Problem to solve.
Summarize the news report on the energy dispute between Mexico and the United States in two sentences.

Selected extract.
===============
MEXICO CITY (Reuters) -Mexico on Monday voiced hope it could work out a major dispute with the United States over energy policy as it welcomed a top U.S. delegation and President Andres Manuel Lopez Obrador struck a conciliatory note in the critical stand-off.

Lopez Obrador was speaking before he met with U.S. officials led by Secretary of State Antony Blinken, visiting to mark the annual so-called High-Level Economic Dialogue (HLED), which both sides hailed as a pathway toward deepening economic ties.

The energy row broke in July, when the U.S. government demanded dispute settlement talks, arguing Lopez Obrador's drive to tighten state control of the energy market was unfair to U.S. companies and likely breached a regional trade deal.

The energy complaint, which Canada immediately joined, is arguably the biggest dispute to surface under the United States-Mexico-Canada Agreement (USMCA) since the North American trade deal came into effect in 2020. If unresolved, it could lead to the imposition of hefty trade tariffs against Mexico.

Officials said the dispute was not central to Monday's talks, though Mexican Foreign Minister Marcelo Ebrard expressed optimism that a deal could be hashed out.

"That wasn't the purpose of the meeting, because as we know that's in a process of dialogue and I would hope that an agreement will be reached at some point," Ebrard told a news conference with Blinken and others following the talks.
===============
Material.
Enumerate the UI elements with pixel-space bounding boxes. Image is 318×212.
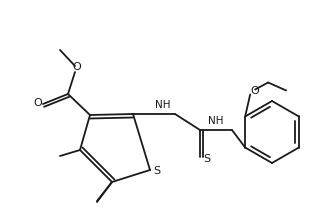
===============
Output.
Mexico voiced hope it could resolve a major energy policy dispute with the United States as President Andres Manuel Lopez Obrador struck a conciliatory note before meeting a U.S. delegation led by Secretary of State Antony Blinken for the annual High-Level Economic Dialogue. The row began in July, when the U.S. demanded dispute settlement talks over Mexico's drive to tighten state control of the energy market, a complaint Canada joined and one that could lead to hefty tariffs if unresolved; officials said it was not central to Monday's talks, though Foreign Minister Marcelo Ebrard expressed optimism that a deal could be reached.